RECORDED DATA:
################
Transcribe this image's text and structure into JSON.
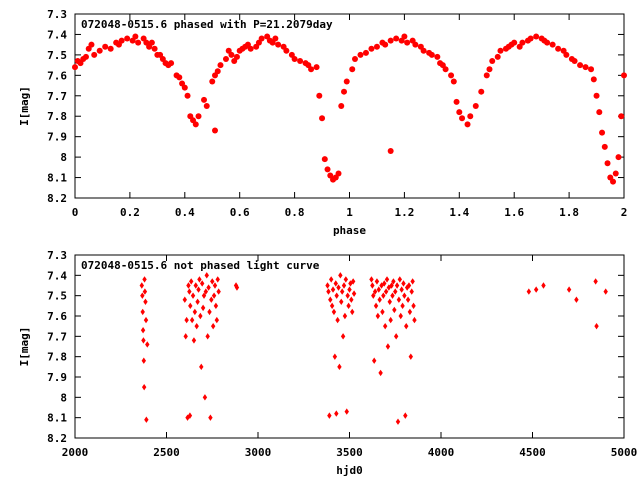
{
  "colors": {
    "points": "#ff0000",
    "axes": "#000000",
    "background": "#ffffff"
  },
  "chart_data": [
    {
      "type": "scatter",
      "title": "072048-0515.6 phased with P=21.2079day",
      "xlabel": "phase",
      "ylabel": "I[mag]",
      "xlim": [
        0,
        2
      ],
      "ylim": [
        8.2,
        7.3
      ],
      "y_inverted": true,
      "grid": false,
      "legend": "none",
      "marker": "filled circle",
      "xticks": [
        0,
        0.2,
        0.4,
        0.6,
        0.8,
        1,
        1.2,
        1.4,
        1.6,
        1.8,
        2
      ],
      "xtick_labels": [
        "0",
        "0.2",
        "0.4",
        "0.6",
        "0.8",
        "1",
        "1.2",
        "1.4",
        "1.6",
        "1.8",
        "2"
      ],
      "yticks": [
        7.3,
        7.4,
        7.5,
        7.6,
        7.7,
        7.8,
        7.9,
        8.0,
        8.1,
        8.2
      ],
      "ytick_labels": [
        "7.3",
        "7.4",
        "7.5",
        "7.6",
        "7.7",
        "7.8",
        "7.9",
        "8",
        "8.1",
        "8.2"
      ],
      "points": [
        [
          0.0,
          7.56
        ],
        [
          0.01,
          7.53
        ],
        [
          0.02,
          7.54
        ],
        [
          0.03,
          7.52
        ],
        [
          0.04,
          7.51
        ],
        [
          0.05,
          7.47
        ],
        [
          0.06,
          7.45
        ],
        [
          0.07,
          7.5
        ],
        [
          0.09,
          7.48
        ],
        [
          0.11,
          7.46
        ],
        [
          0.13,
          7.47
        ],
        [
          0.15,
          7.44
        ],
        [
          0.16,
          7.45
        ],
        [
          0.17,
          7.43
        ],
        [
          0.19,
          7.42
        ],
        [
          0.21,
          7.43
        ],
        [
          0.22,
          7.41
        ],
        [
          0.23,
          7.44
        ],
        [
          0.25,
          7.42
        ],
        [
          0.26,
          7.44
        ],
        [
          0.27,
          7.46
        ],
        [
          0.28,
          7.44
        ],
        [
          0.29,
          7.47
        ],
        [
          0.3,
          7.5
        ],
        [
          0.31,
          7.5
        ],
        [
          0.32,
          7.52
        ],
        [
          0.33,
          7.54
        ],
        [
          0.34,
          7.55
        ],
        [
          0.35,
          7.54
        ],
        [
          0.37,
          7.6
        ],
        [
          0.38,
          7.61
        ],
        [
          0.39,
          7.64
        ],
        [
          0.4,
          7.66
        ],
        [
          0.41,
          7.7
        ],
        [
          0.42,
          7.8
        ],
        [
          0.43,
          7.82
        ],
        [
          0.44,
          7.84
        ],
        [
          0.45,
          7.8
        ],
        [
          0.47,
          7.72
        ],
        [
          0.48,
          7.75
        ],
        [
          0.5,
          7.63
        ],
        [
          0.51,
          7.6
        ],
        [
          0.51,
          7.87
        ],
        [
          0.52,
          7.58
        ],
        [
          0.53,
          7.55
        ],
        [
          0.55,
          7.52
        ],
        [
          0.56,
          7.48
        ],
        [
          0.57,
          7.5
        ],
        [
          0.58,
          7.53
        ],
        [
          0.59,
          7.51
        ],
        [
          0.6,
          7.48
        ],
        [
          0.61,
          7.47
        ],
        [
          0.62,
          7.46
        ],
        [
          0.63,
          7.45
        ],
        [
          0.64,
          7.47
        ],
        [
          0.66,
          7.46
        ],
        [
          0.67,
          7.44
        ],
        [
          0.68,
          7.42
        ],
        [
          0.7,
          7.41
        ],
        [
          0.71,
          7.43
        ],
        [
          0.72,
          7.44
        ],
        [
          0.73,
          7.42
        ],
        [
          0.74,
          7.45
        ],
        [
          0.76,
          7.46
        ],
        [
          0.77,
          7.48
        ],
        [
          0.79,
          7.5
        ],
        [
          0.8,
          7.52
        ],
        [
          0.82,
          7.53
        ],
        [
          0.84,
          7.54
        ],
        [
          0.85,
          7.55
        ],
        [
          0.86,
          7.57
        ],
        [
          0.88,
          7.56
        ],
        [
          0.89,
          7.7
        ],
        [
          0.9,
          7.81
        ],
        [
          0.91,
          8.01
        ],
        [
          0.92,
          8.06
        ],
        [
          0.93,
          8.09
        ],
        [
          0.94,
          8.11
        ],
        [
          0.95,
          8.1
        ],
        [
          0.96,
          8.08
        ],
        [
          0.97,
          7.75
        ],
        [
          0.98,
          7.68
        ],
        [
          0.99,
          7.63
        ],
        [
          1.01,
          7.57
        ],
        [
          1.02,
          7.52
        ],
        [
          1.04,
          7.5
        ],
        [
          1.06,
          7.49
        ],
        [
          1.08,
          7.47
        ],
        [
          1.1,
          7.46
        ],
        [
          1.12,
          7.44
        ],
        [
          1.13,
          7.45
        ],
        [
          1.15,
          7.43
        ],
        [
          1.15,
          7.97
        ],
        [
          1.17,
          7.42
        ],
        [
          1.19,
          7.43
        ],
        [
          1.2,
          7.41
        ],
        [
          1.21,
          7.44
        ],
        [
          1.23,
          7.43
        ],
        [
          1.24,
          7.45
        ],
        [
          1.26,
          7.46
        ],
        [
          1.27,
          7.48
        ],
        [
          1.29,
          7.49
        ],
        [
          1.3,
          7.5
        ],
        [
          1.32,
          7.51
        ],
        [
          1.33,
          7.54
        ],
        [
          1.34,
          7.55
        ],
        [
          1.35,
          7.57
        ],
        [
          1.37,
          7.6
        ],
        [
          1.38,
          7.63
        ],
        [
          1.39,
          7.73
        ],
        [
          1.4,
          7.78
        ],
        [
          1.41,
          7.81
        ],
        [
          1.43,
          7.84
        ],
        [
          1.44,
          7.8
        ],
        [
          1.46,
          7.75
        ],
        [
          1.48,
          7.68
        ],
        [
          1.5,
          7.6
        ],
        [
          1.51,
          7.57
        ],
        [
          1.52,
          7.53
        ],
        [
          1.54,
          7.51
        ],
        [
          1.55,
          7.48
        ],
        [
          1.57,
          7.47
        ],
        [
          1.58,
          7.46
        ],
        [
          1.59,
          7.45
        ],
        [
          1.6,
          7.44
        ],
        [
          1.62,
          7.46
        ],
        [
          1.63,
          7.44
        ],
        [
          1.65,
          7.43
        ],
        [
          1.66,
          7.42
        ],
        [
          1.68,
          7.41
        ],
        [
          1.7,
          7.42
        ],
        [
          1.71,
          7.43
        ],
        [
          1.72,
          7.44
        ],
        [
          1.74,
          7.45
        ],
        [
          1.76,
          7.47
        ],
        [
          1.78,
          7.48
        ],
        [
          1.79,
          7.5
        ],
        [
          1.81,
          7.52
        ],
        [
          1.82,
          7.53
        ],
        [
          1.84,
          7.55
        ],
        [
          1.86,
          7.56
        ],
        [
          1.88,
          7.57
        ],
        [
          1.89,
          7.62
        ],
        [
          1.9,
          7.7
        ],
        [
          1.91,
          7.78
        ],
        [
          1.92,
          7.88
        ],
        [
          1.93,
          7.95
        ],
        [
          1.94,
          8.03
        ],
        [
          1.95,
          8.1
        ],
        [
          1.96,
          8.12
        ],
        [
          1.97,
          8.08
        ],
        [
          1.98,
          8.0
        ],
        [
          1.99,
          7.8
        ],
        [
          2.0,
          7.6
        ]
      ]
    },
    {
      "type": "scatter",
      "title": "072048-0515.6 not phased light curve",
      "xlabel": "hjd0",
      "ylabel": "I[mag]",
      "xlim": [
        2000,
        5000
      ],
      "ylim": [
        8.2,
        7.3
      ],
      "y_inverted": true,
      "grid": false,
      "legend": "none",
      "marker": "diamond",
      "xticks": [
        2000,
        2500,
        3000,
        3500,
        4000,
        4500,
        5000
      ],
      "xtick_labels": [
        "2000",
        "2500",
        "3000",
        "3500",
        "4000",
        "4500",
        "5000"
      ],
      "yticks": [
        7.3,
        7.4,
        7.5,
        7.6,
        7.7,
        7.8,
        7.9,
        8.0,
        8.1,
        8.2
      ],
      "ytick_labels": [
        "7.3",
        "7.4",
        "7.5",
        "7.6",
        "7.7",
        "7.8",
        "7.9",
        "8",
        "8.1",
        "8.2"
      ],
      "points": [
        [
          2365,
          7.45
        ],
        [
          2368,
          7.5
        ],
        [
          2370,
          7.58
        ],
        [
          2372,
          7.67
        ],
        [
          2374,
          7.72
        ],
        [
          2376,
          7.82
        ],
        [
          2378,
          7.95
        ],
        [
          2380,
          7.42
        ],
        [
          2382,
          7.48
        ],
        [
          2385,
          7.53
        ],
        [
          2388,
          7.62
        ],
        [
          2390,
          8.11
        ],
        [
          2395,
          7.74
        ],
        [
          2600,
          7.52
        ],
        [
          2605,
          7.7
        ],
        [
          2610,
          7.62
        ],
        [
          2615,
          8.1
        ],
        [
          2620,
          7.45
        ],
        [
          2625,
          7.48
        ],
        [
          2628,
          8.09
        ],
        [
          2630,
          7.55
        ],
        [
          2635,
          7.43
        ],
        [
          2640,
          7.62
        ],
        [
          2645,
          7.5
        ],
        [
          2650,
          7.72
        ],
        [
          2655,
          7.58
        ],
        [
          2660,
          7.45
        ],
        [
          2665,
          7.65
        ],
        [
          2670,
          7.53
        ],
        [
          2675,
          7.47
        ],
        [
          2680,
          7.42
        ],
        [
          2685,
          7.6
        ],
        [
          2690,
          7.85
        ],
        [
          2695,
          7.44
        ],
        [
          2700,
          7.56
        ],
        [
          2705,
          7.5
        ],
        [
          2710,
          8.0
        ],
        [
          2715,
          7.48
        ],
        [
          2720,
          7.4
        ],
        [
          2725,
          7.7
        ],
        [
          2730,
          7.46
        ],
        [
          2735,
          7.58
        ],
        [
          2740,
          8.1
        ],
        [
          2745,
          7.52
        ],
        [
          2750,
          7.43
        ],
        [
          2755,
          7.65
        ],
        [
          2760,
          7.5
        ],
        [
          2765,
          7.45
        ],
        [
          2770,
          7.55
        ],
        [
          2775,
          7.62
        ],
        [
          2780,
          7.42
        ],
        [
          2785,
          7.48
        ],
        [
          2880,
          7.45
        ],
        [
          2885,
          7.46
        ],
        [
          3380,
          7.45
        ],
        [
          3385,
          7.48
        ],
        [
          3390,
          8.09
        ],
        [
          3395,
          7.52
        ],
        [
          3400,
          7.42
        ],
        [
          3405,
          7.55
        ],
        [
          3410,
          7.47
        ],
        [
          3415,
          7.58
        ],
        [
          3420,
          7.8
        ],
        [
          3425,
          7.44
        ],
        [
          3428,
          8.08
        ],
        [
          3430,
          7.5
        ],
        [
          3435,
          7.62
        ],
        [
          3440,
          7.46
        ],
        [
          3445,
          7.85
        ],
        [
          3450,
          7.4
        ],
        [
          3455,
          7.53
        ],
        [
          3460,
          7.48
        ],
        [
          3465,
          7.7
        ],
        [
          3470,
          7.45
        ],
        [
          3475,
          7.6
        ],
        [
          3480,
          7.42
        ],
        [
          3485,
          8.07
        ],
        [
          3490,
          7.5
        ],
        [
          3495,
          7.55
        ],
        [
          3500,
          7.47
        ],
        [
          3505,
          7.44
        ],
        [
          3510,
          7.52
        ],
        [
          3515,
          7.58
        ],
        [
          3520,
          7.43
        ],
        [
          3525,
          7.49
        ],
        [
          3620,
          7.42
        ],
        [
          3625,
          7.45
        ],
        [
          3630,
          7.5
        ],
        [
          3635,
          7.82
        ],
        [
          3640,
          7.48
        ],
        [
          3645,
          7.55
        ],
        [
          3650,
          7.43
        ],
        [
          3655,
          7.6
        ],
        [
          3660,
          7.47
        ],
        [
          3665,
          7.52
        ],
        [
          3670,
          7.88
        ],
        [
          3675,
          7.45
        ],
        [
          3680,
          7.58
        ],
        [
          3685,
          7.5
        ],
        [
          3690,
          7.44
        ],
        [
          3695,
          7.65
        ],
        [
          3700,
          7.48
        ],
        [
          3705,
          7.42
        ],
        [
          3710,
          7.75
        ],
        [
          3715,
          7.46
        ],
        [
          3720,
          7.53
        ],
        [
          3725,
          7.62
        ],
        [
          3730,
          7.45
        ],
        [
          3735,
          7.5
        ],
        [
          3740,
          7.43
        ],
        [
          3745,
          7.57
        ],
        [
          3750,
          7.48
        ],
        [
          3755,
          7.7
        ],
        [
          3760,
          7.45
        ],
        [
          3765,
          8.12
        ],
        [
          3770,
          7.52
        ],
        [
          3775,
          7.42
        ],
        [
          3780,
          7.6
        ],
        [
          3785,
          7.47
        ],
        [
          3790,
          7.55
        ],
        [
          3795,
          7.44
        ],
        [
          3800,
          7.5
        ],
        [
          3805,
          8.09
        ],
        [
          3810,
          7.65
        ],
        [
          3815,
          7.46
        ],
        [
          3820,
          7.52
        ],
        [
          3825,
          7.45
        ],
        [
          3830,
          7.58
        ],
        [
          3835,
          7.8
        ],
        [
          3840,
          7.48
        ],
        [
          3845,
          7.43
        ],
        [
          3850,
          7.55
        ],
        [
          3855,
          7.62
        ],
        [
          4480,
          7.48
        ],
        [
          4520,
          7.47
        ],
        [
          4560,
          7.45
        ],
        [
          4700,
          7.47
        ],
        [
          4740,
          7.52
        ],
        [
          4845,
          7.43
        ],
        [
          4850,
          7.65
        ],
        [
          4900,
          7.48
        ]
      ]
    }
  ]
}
################
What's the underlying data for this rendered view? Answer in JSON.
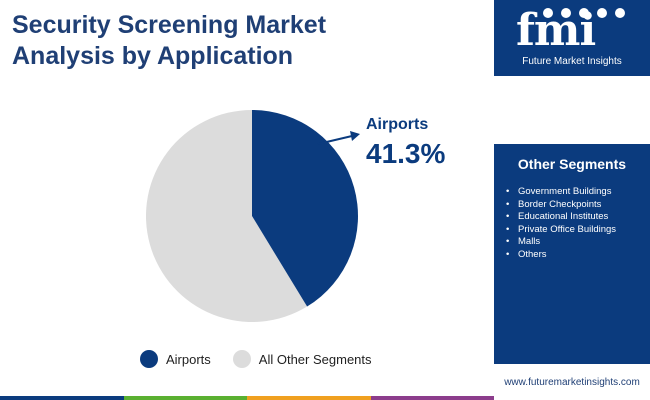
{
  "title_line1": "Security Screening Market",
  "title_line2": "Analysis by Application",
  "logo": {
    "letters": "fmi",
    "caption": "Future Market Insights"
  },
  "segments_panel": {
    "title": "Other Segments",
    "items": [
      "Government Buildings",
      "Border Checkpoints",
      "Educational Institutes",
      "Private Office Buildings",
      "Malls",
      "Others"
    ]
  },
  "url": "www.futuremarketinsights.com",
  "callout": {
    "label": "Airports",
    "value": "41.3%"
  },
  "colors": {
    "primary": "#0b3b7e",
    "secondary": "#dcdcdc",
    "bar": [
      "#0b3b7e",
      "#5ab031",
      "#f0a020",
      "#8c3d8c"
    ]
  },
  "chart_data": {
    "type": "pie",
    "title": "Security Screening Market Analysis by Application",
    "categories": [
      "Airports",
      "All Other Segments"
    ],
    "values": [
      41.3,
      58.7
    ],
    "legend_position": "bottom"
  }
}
################
EXERCISE INSTRUCTIONS: From the entries above, collect every line with the string "phased" in it.

EXERCISE SOLUTION:
      "title": "072048-0515.6 phased with P=21.2079day",
      "title": "072048-0515.6 not phased light curve",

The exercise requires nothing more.